╭─ DATASET EXTRACT
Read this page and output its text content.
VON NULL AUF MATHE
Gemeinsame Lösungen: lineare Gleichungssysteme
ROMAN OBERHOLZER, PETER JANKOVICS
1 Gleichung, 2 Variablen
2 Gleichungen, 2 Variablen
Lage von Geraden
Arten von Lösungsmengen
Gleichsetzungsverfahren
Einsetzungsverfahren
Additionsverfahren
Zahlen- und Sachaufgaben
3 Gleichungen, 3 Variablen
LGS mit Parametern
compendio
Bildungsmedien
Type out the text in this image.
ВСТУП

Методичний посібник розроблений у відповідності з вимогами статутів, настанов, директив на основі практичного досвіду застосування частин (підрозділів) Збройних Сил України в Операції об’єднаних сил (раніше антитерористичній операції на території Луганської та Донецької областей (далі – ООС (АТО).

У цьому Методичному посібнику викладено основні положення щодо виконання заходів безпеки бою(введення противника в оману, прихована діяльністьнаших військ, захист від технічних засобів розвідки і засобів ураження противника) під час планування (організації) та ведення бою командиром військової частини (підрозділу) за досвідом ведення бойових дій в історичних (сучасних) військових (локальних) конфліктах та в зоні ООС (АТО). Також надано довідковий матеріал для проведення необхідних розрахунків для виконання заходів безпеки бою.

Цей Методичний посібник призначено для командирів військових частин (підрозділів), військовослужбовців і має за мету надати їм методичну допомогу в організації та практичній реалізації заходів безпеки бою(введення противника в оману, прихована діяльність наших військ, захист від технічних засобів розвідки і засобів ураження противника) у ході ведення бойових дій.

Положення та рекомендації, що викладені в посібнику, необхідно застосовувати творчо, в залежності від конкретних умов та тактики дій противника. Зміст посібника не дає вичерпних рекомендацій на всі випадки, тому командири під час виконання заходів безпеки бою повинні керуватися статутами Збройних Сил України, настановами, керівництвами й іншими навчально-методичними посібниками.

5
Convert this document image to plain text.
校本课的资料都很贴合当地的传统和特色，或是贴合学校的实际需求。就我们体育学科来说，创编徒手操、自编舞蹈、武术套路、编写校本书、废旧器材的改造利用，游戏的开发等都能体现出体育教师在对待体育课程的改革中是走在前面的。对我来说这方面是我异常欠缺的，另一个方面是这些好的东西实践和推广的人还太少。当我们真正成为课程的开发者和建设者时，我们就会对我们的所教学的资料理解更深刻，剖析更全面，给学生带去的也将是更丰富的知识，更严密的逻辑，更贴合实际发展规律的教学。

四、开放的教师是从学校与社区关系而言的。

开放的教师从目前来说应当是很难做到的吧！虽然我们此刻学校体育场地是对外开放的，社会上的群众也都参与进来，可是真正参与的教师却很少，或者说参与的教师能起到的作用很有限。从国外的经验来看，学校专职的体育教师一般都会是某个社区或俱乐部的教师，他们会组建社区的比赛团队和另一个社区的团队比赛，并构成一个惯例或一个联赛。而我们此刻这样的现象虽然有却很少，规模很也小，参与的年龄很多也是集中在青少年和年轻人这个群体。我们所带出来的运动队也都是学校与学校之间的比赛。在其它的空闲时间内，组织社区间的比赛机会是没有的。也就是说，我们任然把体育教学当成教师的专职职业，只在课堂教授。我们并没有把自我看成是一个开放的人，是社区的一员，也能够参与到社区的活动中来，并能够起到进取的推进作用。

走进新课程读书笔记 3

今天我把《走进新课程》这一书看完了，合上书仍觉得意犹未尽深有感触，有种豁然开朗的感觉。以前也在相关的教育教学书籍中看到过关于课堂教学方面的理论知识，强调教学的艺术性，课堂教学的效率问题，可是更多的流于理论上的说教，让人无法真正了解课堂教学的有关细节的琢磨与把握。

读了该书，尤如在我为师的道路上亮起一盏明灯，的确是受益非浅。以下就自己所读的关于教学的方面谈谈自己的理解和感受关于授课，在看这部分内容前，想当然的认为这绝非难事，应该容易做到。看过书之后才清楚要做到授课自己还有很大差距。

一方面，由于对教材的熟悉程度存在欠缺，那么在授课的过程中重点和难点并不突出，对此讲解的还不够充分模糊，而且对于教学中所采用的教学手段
╰─
→ DIRECTIVE
Give the complete listing a second time, exactly as it reads.

→ FULL ANSWER
Read this page and output its text content.
VON NULL AUF MATHE
Gemeinsame Lösungen: lineare Gleichungssysteme
ROMAN OBERHOLZER, PETER JANKOVICS
1 Gleichung, 2 Variablen
2 Gleichungen, 2 Variablen
Lage von Geraden
Arten von Lösungsmengen
Gleichsetzungsverfahren
Einsetzungsverfahren
Additionsverfahren
Zahlen- und Sachaufgaben
3 Gleichungen, 3 Variablen
LGS mit Parametern
compendio
Bildungsmedien
Type out the text in this image.
ВСТУП

Методичний посібник розроблений у відповідності з вимогами статутів, настанов, директив на основі практичного досвіду застосування частин (підрозділів) Збройних Сил України в Операції об’єднаних сил (раніше антитерористичній операції на території Луганської та Донецької областей (далі – ООС (АТО).

У цьому Методичному посібнику викладено основні положення щодо виконання заходів безпеки бою(введення противника в оману, прихована діяльністьнаших військ, захист від технічних засобів розвідки і засобів ураження противника) під час планування (організації) та ведення бою командиром військової частини (підрозділу) за досвідом ведення бойових дій в історичних (сучасних) військових (локальних) конфліктах та в зоні ООС (АТО). Також надано довідковий матеріал для проведення необхідних розрахунків для виконання заходів безпеки бою.

Цей Методичний посібник призначено для командирів військових частин (підрозділів), військовослужбовців і має за мету надати їм методичну допомогу в організації та практичній реалізації заходів безпеки бою(введення противника в оману, прихована діяльність наших військ, захист від технічних засобів розвідки і засобів ураження противника) у ході ведення бойових дій.

Положення та рекомендації, що викладені в посібнику, необхідно застосовувати творчо, в залежності від конкретних умов та тактики дій противника. Зміст посібника не дає вичерпних рекомендацій на всі випадки, тому командири під час виконання заходів безпеки бою повинні керуватися статутами Збройних Сил України, настановами, керівництвами й іншими навчально-методичними посібниками.

5
Convert this document image to plain text.
校本课的资料都很贴合当地的传统和特色，或是贴合学校的实际需求。就我们体育学科来说，创编徒手操、自编舞蹈、武术套路、编写校本书、废旧器材的改造利用，游戏的开发等都能体现出体育教师在对待体育课程的改革中是走在前面的。对我来说这方面是我异常欠缺的，另一个方面是这些好的东西实践和推广的人还太少。当我们真正成为课程的开发者和建设者时，我们就会对我们的所教学的资料理解更深刻，剖析更全面，给学生带去的也将是更丰富的知识，更严密的逻辑，更贴合实际发展规律的教学。

四、开放的教师是从学校与社区关系而言的。

开放的教师从目前来说应当是很难做到的吧！虽然我们此刻学校体育场地是对外开放的，社会上的群众也都参与进来，可是真正参与的教师却很少，或者说参与的教师能起到的作用很有限。从国外的经验来看，学校专职的体育教师一般都会是某个社区或俱乐部的教师，他们会组建社区的比赛团队和另一个社区的团队比赛，并构成一个惯例或一个联赛。而我们此刻这样的现象虽然有却很少，规模很也小，参与的年龄很多也是集中在青少年和年轻人这个群体。我们所带出来的运动队也都是学校与学校之间的比赛。在其它的空闲时间内，组织社区间的比赛机会是没有的。也就是说，我们任然把体育教学当成教师的专职职业，只在课堂教授。我们并没有把自我看成是一个开放的人，是社区的一员，也能够参与到社区的活动中来，并能够起到进取的推进作用。

走进新课程读书笔记 3

今天我把《走进新课程》这一书看完了，合上书仍觉得意犹未尽深有感触，有种豁然开朗的感觉。以前也在相关的教育教学书籍中看到过关于课堂教学方面的理论知识，强调教学的艺术性，课堂教学的效率问题，可是更多的流于理论上的说教，让人无法真正了解课堂教学的有关细节的琢磨与把握。

读了该书，尤如在我为师的道路上亮起一盏明灯，的确是受益非浅。以下就自己所读的关于教学的方面谈谈自己的理解和感受关于授课，在看这部分内容前，想当然的认为这绝非难事，应该容易做到。看过书之后才清楚要做到授课自己还有很大差距。

一方面，由于对教材的熟悉程度存在欠缺，那么在授课的过程中重点和难点并不突出，对此讲解的还不够充分模糊，而且对于教学中所采用的教学手段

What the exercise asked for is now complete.